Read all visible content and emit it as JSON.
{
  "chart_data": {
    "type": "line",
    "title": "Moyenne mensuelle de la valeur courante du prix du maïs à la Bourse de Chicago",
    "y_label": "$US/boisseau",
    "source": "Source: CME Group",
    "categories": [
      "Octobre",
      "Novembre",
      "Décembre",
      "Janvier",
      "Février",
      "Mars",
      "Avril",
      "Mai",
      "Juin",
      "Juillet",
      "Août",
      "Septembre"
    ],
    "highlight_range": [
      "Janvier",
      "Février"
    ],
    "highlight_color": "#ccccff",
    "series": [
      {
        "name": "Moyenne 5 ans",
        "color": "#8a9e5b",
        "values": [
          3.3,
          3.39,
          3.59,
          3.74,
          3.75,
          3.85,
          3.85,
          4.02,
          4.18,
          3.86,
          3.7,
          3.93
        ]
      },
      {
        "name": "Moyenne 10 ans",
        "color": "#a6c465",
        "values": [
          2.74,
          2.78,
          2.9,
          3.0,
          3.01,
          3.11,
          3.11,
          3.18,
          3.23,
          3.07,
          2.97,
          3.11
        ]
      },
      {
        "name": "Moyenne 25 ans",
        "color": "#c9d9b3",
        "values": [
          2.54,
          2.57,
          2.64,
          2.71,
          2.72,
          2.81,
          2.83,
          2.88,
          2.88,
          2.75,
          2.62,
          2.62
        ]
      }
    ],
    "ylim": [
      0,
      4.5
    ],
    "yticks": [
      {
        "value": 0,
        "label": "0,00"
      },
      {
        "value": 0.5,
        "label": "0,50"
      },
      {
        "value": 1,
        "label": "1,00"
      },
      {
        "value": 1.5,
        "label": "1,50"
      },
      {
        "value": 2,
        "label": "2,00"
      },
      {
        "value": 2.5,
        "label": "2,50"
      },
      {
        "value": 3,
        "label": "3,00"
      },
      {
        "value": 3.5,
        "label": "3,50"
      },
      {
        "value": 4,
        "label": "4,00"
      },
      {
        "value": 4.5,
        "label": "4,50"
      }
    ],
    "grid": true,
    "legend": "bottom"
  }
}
--------------------------------------------------
WHAT YOU ARE ASKED TO DO: In how many lines does the word "name" appear? Respond with the number alone.

SOLUTION TO THIS EXERCISE: 3